Reproduce the data exactly.

:: Records to process ::

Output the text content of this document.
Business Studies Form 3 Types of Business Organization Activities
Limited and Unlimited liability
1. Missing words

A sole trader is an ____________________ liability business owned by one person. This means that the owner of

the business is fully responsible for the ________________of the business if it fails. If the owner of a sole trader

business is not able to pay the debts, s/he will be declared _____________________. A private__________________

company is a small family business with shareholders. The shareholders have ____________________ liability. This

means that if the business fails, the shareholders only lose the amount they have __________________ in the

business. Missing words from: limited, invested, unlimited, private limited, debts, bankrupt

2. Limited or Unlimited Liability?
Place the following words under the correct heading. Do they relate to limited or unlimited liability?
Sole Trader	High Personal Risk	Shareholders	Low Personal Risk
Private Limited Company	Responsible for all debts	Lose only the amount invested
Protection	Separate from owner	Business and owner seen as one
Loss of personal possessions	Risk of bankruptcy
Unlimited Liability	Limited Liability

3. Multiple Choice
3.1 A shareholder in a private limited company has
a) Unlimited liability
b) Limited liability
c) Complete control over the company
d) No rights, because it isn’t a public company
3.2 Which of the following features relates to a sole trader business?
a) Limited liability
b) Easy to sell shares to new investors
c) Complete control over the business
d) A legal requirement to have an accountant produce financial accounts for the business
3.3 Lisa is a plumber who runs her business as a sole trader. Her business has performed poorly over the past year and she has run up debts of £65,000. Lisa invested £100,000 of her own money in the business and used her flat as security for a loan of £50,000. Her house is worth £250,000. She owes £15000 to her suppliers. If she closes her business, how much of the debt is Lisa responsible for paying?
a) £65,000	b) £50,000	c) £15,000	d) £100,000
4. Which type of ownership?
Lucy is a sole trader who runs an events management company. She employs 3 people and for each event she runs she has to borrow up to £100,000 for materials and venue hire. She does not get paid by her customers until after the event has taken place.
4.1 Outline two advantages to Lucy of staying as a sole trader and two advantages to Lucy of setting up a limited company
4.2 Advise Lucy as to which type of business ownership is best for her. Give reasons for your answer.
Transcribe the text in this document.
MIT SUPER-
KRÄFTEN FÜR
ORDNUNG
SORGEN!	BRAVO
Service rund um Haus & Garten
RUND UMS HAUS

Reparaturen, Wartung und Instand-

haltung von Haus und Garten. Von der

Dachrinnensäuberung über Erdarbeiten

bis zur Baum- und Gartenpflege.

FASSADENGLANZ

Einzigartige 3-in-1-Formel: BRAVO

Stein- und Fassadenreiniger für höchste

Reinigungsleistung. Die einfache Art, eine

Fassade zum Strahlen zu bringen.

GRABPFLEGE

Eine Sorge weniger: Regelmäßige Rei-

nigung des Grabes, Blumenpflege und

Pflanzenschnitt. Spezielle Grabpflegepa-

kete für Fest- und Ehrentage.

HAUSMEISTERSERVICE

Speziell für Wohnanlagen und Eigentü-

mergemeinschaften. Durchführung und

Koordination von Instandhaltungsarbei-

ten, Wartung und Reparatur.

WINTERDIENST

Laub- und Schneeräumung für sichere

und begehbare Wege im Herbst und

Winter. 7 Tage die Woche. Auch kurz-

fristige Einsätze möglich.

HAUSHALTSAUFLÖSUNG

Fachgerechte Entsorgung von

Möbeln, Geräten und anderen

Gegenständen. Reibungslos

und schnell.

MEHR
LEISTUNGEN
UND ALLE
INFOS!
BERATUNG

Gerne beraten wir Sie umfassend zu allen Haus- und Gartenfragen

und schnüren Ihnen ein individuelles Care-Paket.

:::

The response:
Output the text content of this document.
Business Studies Form 3 Types of Business Organization Activities
Limited and Unlimited liability
1. Missing words

A sole trader is an ____________________ liability business owned by one person. This means that the owner of

the business is fully responsible for the ________________of the business if it fails. If the owner of a sole trader

business is not able to pay the debts, s/he will be declared _____________________. A private__________________

company is a small family business with shareholders. The shareholders have ____________________ liability. This

means that if the business fails, the shareholders only lose the amount they have __________________ in the

business. Missing words from: limited, invested, unlimited, private limited, debts, bankrupt

2. Limited or Unlimited Liability?
Place the following words under the correct heading. Do they relate to limited or unlimited liability?
Sole Trader	High Personal Risk	Shareholders	Low Personal Risk
Private Limited Company	Responsible for all debts	Lose only the amount invested
Protection	Separate from owner	Business and owner seen as one
Loss of personal possessions	Risk of bankruptcy
Unlimited Liability	Limited Liability

3. Multiple Choice
3.1 A shareholder in a private limited company has
a) Unlimited liability
b) Limited liability
c) Complete control over the company
d) No rights, because it isn’t a public company
3.2 Which of the following features relates to a sole trader business?
a) Limited liability
b) Easy to sell shares to new investors
c) Complete control over the business
d) A legal requirement to have an accountant produce financial accounts for the business
3.3 Lisa is a plumber who runs her business as a sole trader. Her business has performed poorly over the past year and she has run up debts of £65,000. Lisa invested £100,000 of her own money in the business and used her flat as security for a loan of £50,000. Her house is worth £250,000. She owes £15000 to her suppliers. If she closes her business, how much of the debt is Lisa responsible for paying?
a) £65,000	b) £50,000	c) £15,000	d) £100,000
4. Which type of ownership?
Lucy is a sole trader who runs an events management company. She employs 3 people and for each event she runs she has to borrow up to £100,000 for materials and venue hire. She does not get paid by her customers until after the event has taken place.
4.1 Outline two advantages to Lucy of staying as a sole trader and two advantages to Lucy of setting up a limited company
4.2 Advise Lucy as to which type of business ownership is best for her. Give reasons for your answer.
Transcribe the text in this document.
MIT SUPER-
KRÄFTEN FÜR
ORDNUNG
SORGEN!	BRAVO
Service rund um Haus & Garten
RUND UMS HAUS

Reparaturen, Wartung und Instand-

haltung von Haus und Garten. Von der

Dachrinnensäuberung über Erdarbeiten

bis zur Baum- und Gartenpflege.

FASSADENGLANZ

Einzigartige 3-in-1-Formel: BRAVO

Stein- und Fassadenreiniger für höchste

Reinigungsleistung. Die einfache Art, eine

Fassade zum Strahlen zu bringen.

GRABPFLEGE

Eine Sorge weniger: Regelmäßige Rei-

nigung des Grabes, Blumenpflege und

Pflanzenschnitt. Spezielle Grabpflegepa-

kete für Fest- und Ehrentage.

HAUSMEISTERSERVICE

Speziell für Wohnanlagen und Eigentü-

mergemeinschaften. Durchführung und

Koordination von Instandhaltungsarbei-

ten, Wartung und Reparatur.

WINTERDIENST

Laub- und Schneeräumung für sichere

und begehbare Wege im Herbst und

Winter. 7 Tage die Woche. Auch kurz-

fristige Einsätze möglich.

HAUSHALTSAUFLÖSUNG

Fachgerechte Entsorgung von

Möbeln, Geräten und anderen

Gegenständen. Reibungslos

und schnell.

MEHR
LEISTUNGEN
UND ALLE
INFOS!
BERATUNG

Gerne beraten wir Sie umfassend zu allen Haus- und Gartenfragen

und schnüren Ihnen ein individuelles Care-Paket.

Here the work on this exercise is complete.